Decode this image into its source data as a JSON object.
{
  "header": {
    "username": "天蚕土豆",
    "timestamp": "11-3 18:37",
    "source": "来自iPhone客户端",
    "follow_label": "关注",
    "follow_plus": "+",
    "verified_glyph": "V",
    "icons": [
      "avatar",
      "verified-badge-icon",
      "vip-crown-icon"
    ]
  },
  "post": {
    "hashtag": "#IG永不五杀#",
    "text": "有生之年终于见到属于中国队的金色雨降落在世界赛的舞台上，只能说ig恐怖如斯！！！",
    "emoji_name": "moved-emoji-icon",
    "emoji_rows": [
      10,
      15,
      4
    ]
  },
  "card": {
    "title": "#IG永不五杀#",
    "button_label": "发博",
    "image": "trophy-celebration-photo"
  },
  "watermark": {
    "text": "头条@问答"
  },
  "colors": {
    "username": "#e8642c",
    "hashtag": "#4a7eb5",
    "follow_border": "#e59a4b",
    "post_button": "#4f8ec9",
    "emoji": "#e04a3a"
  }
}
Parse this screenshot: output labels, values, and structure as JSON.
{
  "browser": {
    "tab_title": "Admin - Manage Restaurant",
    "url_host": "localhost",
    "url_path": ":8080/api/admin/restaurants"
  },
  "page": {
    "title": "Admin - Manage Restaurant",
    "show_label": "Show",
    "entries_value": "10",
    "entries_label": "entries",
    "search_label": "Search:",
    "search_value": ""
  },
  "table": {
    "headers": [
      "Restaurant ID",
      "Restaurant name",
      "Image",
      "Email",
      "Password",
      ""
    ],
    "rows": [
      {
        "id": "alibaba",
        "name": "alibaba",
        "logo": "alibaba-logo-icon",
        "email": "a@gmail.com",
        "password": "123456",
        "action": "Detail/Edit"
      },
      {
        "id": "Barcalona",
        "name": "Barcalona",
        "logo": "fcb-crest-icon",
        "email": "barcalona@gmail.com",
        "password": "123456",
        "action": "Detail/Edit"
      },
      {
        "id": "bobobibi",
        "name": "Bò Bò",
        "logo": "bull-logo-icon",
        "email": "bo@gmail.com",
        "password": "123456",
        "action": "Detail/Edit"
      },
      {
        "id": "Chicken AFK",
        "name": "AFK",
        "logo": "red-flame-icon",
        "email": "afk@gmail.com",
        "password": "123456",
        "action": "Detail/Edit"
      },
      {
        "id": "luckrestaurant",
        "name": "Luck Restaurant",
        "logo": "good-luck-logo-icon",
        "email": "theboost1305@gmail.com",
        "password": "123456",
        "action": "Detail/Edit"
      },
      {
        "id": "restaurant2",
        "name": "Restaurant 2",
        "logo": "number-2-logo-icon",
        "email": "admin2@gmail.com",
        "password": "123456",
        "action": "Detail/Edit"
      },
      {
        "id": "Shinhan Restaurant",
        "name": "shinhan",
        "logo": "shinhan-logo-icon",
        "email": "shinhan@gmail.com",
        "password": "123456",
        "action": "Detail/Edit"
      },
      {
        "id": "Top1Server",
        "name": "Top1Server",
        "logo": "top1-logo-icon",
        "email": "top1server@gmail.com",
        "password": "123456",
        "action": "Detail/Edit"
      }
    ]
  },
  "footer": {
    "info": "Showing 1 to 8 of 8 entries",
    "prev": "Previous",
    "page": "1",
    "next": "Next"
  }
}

### GOAL OF THE EXERCISE
Quote all of the entries exactly as they appear.

### RESULT OF THIS TASK
Decode this image into its source data as a JSON object.
{
  "header": {
    "username": "天蚕土豆",
    "timestamp": "11-3 18:37",
    "source": "来自iPhone客户端",
    "follow_label": "关注",
    "follow_plus": "+",
    "verified_glyph": "V",
    "icons": [
      "avatar",
      "verified-badge-icon",
      "vip-crown-icon"
    ]
  },
  "post": {
    "hashtag": "#IG永不五杀#",
    "text": "有生之年终于见到属于中国队的金色雨降落在世界赛的舞台上，只能说ig恐怖如斯！！！",
    "emoji_name": "moved-emoji-icon",
    "emoji_rows": [
      10,
      15,
      4
    ]
  },
  "card": {
    "title": "#IG永不五杀#",
    "button_label": "发博",
    "image": "trophy-celebration-photo"
  },
  "watermark": {
    "text": "头条@问答"
  },
  "colors": {
    "username": "#e8642c",
    "hashtag": "#4a7eb5",
    "follow_border": "#e59a4b",
    "post_button": "#4f8ec9",
    "emoji": "#e04a3a"
  }
}
Parse this screenshot: output labels, values, and structure as JSON.
{
  "browser": {
    "tab_title": "Admin - Manage Restaurant",
    "url_host": "localhost",
    "url_path": ":8080/api/admin/restaurants"
  },
  "page": {
    "title": "Admin - Manage Restaurant",
    "show_label": "Show",
    "entries_value": "10",
    "entries_label": "entries",
    "search_label": "Search:",
    "search_value": ""
  },
  "table": {
    "headers": [
      "Restaurant ID",
      "Restaurant name",
      "Image",
      "Email",
      "Password",
      ""
    ],
    "rows": [
      {
        "id": "alibaba",
        "name": "alibaba",
        "logo": "alibaba-logo-icon",
        "email": "a@gmail.com",
        "password": "123456",
        "action": "Detail/Edit"
      },
      {
        "id": "Barcalona",
        "name": "Barcalona",
        "logo": "fcb-crest-icon",
        "email": "barcalona@gmail.com",
        "password": "123456",
        "action": "Detail/Edit"
      },
      {
        "id": "bobobibi",
        "name": "Bò Bò",
        "logo": "bull-logo-icon",
        "email": "bo@gmail.com",
        "password": "123456",
        "action": "Detail/Edit"
      },
      {
        "id": "Chicken AFK",
        "name": "AFK",
        "logo": "red-flame-icon",
        "email": "afk@gmail.com",
        "password": "123456",
        "action": "Detail/Edit"
      },
      {
        "id": "luckrestaurant",
        "name": "Luck Restaurant",
        "logo": "good-luck-logo-icon",
        "email": "theboost1305@gmail.com",
        "password": "123456",
        "action": "Detail/Edit"
      },
      {
        "id": "restaurant2",
        "name": "Restaurant 2",
        "logo": "number-2-logo-icon",
        "email": "admin2@gmail.com",
        "password": "123456",
        "action": "Detail/Edit"
      },
      {
        "id": "Shinhan Restaurant",
        "name": "shinhan",
        "logo": "shinhan-logo-icon",
        "email": "shinhan@gmail.com",
        "password": "123456",
        "action": "Detail/Edit"
      },
      {
        "id": "Top1Server",
        "name": "Top1Server",
        "logo": "top1-logo-icon",
        "email": "top1server@gmail.com",
        "password": "123456",
        "action": "Detail/Edit"
      }
    ]
  },
  "footer": {
    "info": "Showing 1 to 8 of 8 entries",
    "prev": "Previous",
    "page": "1",
    "next": "Next"
  }
}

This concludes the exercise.